→ **EXERCISE**:
Transcribe the records that follow. Keep every word exactly, and drop the pictures.

---*---

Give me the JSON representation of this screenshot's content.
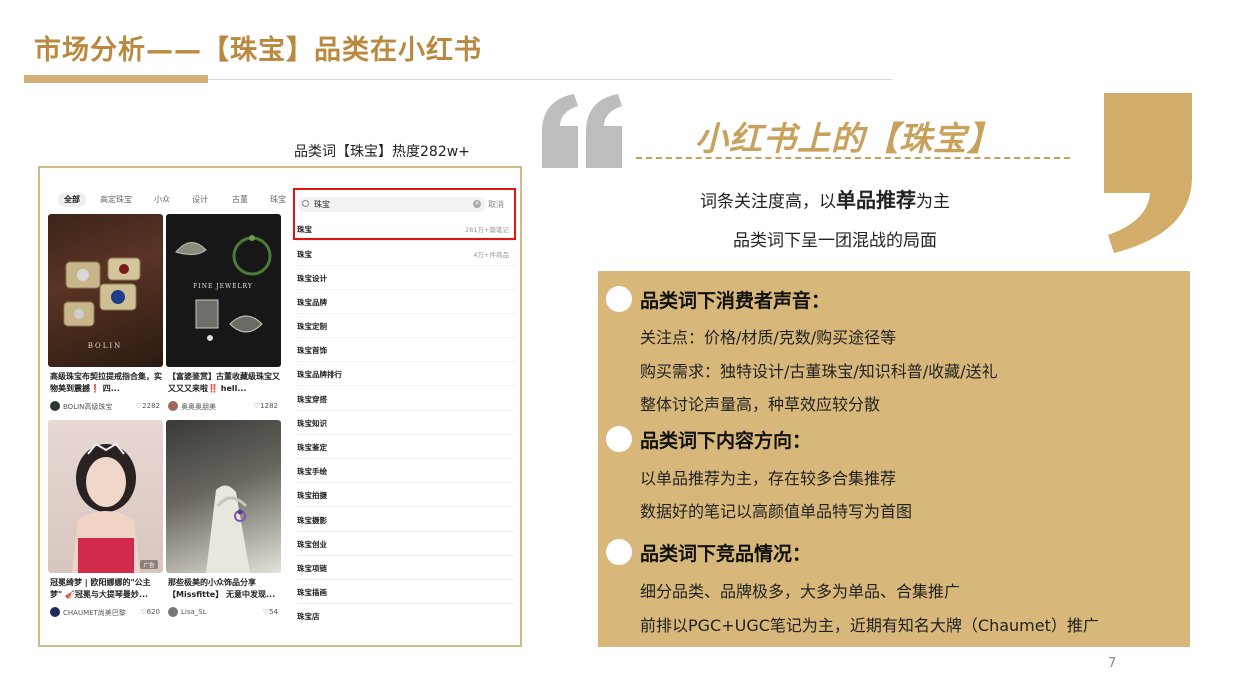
{
  "slide": {
    "title": "市场分析——【珠宝】品类在小红书",
    "caption": "品类词【珠宝】热度282w+",
    "page_number": "7"
  },
  "feed": {
    "tabs": [
      "全部",
      "高定珠宝",
      "小众",
      "设计",
      "古董",
      "珠宝"
    ],
    "cards": [
      {
        "desc": "高级珠宝布契拉提戒指合集，实物美到震撼❗ 四...",
        "author": "BOLIN高级珠宝",
        "likes": "♡2282",
        "img_text": "BOLIN"
      },
      {
        "desc": "【富婆鉴赏】古董收藏级珠宝又又又又来啦‼️ hell...",
        "author": "奥奥奥朋美",
        "likes": "♡1282",
        "img_text": "FINE JEWELRY"
      },
      {
        "desc": "冠冕绮梦 | 欧阳娜娜的\"公主梦\" 🎻冠冕与大提琴曼妙...",
        "author": "CHAUMET尚美巴黎",
        "likes": "♡620",
        "img_text": "广告"
      },
      {
        "desc": "那些极美的小众饰品分享【Missfitte】 无意中发现...",
        "author": "Lisa_SL",
        "likes": "♡54",
        "img_text": ""
      }
    ]
  },
  "search": {
    "query": "珠宝",
    "cancel": "取消",
    "suggestions": [
      {
        "keyword": "珠宝",
        "right": "281万+篇笔记"
      },
      {
        "keyword": "珠宝",
        "right": "4万+件商品"
      },
      {
        "keyword": "珠宝设计",
        "right": ""
      },
      {
        "keyword": "珠宝品牌",
        "right": ""
      },
      {
        "keyword": "珠宝定制",
        "right": ""
      },
      {
        "keyword": "珠宝首饰",
        "right": ""
      },
      {
        "keyword": "珠宝品牌排行",
        "right": ""
      },
      {
        "keyword": "珠宝穿搭",
        "right": ""
      },
      {
        "keyword": "珠宝知识",
        "right": ""
      },
      {
        "keyword": "珠宝鉴定",
        "right": ""
      },
      {
        "keyword": "珠宝手绘",
        "right": ""
      },
      {
        "keyword": "珠宝拍摄",
        "right": ""
      },
      {
        "keyword": "珠宝摄影",
        "right": ""
      },
      {
        "keyword": "珠宝创业",
        "right": ""
      },
      {
        "keyword": "珠宝项链",
        "right": ""
      },
      {
        "keyword": "珠宝插画",
        "right": ""
      },
      {
        "keyword": "珠宝店",
        "right": ""
      }
    ]
  },
  "summary": {
    "headline": "小红书上的【珠宝】",
    "sub1_pre": "词条关注度高，以",
    "sub1_bold": "单品推荐",
    "sub1_post": "为主",
    "sub2": "品类词下呈一团混战的局面"
  },
  "sections": [
    {
      "title": "品类词下消费者声音：",
      "lines": [
        "关注点：价格/材质/克数/购买途径等",
        "购买需求：独特设计/古董珠宝/知识科普/收藏/送礼",
        "整体讨论声量高，种草效应较分散"
      ]
    },
    {
      "title": "品类词下内容方向：",
      "lines": [
        "以单品推荐为主，存在较多合集推荐",
        "数据好的笔记以高颜值单品特写为首图"
      ]
    },
    {
      "title": "品类词下竞品情况：",
      "lines": [
        "细分品类、品牌极多，大多为单品、合集推广",
        "前排以PGC+UGC笔记为主，近期有知名大牌（Chaumet）推广"
      ]
    }
  ],
  "colors": {
    "accent": "#c8a15c",
    "gold_box": "#d8b87a",
    "highlight_red": "#e3140f"
  }
}
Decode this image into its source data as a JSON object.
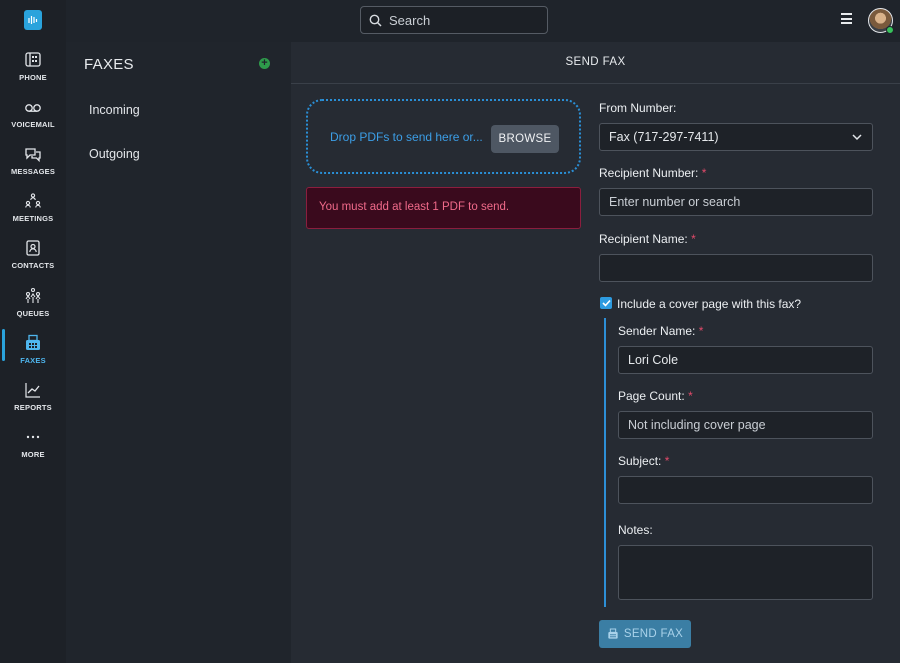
{
  "search": {
    "placeholder": "Search"
  },
  "rail": {
    "items": [
      {
        "label": "PHONE",
        "icon": "phone-icon"
      },
      {
        "label": "VOICEMAIL",
        "icon": "voicemail-icon"
      },
      {
        "label": "MESSAGES",
        "icon": "messages-icon"
      },
      {
        "label": "MEETINGS",
        "icon": "meetings-icon"
      },
      {
        "label": "CONTACTS",
        "icon": "contacts-icon"
      },
      {
        "label": "QUEUES",
        "icon": "queues-icon"
      },
      {
        "label": "FAXES",
        "icon": "fax-icon",
        "active": true
      },
      {
        "label": "REPORTS",
        "icon": "reports-icon"
      },
      {
        "label": "MORE",
        "icon": "more-icon"
      }
    ],
    "accent_color": "#2aa3dc"
  },
  "panel": {
    "title": "FAXES",
    "nav": [
      "Incoming",
      "Outgoing"
    ]
  },
  "main": {
    "title": "SEND FAX",
    "dropzone_text": "Drop PDFs to send here or...",
    "browse_label": "BROWSE",
    "error_text": "You must add at least 1 PDF to send."
  },
  "form": {
    "from_label": "From Number:",
    "from_value": "Fax (717-297-7411)",
    "recipient_number_label": "Recipient Number:",
    "recipient_number_placeholder": "Enter number or search",
    "recipient_name_label": "Recipient Name:",
    "recipient_name_value": "",
    "required_mark": "*",
    "cover_page_label": "Include a cover page with this fax?",
    "cover_page_checked": true,
    "sender_name_label": "Sender Name:",
    "sender_name_value": "Lori Cole",
    "page_count_label": "Page Count:",
    "page_count_placeholder": "Not including cover page",
    "subject_label": "Subject:",
    "subject_value": "",
    "notes_label": "Notes:",
    "notes_value": "",
    "send_label": "SEND FAX"
  }
}
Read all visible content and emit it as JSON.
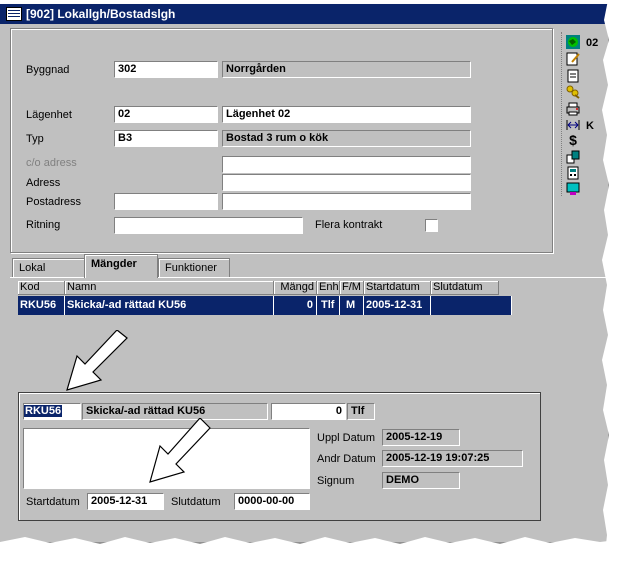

---*---

→ **THE RESULT**:
Give me the JSON representation of this screenshot's content.
{
  "slide": {
    "title": "市场分析——【珠宝】品类在小红书",
    "caption": "品类词【珠宝】热度282w+",
    "page_number": "7"
  },
  "feed": {
    "tabs": [
      "全部",
      "高定珠宝",
      "小众",
      "设计",
      "古董",
      "珠宝"
    ],
    "cards": [
      {
        "desc": "高级珠宝布契拉提戒指合集，实物美到震撼❗ 四...",
        "author": "BOLIN高级珠宝",
        "likes": "♡2282",
        "img_text": "BOLIN"
      },
      {
        "desc": "【富婆鉴赏】古董收藏级珠宝又又又又来啦‼️ hell...",
        "author": "奥奥奥朋美",
        "likes": "♡1282",
        "img_text": "FINE JEWELRY"
      },
      {
        "desc": "冠冕绮梦 | 欧阳娜娜的\"公主梦\" 🎻冠冕与大提琴曼妙...",
        "author": "CHAUMET尚美巴黎",
        "likes": "♡620",
        "img_text": "广告"
      },
      {
        "desc": "那些极美的小众饰品分享【Missfitte】 无意中发现...",
        "author": "Lisa_SL",
        "likes": "♡54",
        "img_text": ""
      }
    ]
  },
  "search": {
    "query": "珠宝",
    "cancel": "取消",
    "suggestions": [
      {
        "keyword": "珠宝",
        "right": "281万+篇笔记"
      },
      {
        "keyword": "珠宝",
        "right": "4万+件商品"
      },
      {
        "keyword": "珠宝设计",
        "right": ""
      },
      {
        "keyword": "珠宝品牌",
        "right": ""
      },
      {
        "keyword": "珠宝定制",
        "right": ""
      },
      {
        "keyword": "珠宝首饰",
        "right": ""
      },
      {
        "keyword": "珠宝品牌排行",
        "right": ""
      },
      {
        "keyword": "珠宝穿搭",
        "right": ""
      },
      {
        "keyword": "珠宝知识",
        "right": ""
      },
      {
        "keyword": "珠宝鉴定",
        "right": ""
      },
      {
        "keyword": "珠宝手绘",
        "right": ""
      },
      {
        "keyword": "珠宝拍摄",
        "right": ""
      },
      {
        "keyword": "珠宝摄影",
        "right": ""
      },
      {
        "keyword": "珠宝创业",
        "right": ""
      },
      {
        "keyword": "珠宝项链",
        "right": ""
      },
      {
        "keyword": "珠宝插画",
        "right": ""
      },
      {
        "keyword": "珠宝店",
        "right": ""
      }
    ]
  },
  "summary": {
    "headline": "小红书上的【珠宝】",
    "sub1_pre": "词条关注度高，以",
    "sub1_bold": "单品推荐",
    "sub1_post": "为主",
    "sub2": "品类词下呈一团混战的局面"
  },
  "sections": [
    {
      "title": "品类词下消费者声音：",
      "lines": [
        "关注点：价格/材质/克数/购买途径等",
        "购买需求：独特设计/古董珠宝/知识科普/收藏/送礼",
        "整体讨论声量高，种草效应较分散"
      ]
    },
    {
      "title": "品类词下内容方向：",
      "lines": [
        "以单品推荐为主，存在较多合集推荐",
        "数据好的笔记以高颜值单品特写为首图"
      ]
    },
    {
      "title": "品类词下竞品情况：",
      "lines": [
        "细分品类、品牌极多，大多为单品、合集推广",
        "前排以PGC+UGC笔记为主，近期有知名大牌（Chaumet）推广"
      ]
    }
  ],
  "colors": {
    "accent": "#c8a15c",
    "gold_box": "#d8b87a",
    "highlight_red": "#e3140f"
  }
}
Decode this image into its source data as a JSON object.
{
  "search": {
    "placeholder": "Search"
  },
  "rail": {
    "items": [
      {
        "label": "PHONE",
        "icon": "phone-icon"
      },
      {
        "label": "VOICEMAIL",
        "icon": "voicemail-icon"
      },
      {
        "label": "MESSAGES",
        "icon": "messages-icon"
      },
      {
        "label": "MEETINGS",
        "icon": "meetings-icon"
      },
      {
        "label": "CONTACTS",
        "icon": "contacts-icon"
      },
      {
        "label": "QUEUES",
        "icon": "queues-icon"
      },
      {
        "label": "FAXES",
        "icon": "fax-icon",
        "active": true
      },
      {
        "label": "REPORTS",
        "icon": "reports-icon"
      },
      {
        "label": "MORE",
        "icon": "more-icon"
      }
    ],
    "accent_color": "#2aa3dc"
  },
  "panel": {
    "title": "FAXES",
    "nav": [
      "Incoming",
      "Outgoing"
    ]
  },
  "main": {
    "title": "SEND FAX",
    "dropzone_text": "Drop PDFs to send here or...",
    "browse_label": "BROWSE",
    "error_text": "You must add at least 1 PDF to send."
  },
  "form": {
    "from_label": "From Number:",
    "from_value": "Fax (717-297-7411)",
    "recipient_number_label": "Recipient Number:",
    "recipient_number_placeholder": "Enter number or search",
    "recipient_name_label": "Recipient Name:",
    "recipient_name_value": "",
    "required_mark": "*",
    "cover_page_label": "Include a cover page with this fax?",
    "cover_page_checked": true,
    "sender_name_label": "Sender Name:",
    "sender_name_value": "Lori Cole",
    "page_count_label": "Page Count:",
    "page_count_placeholder": "Not including cover page",
    "subject_label": "Subject:",
    "subject_value": "",
    "notes_label": "Notes:",
    "notes_value": "",
    "send_label": "SEND FAX"
  }
}
Read all visible content and emit it as JSON.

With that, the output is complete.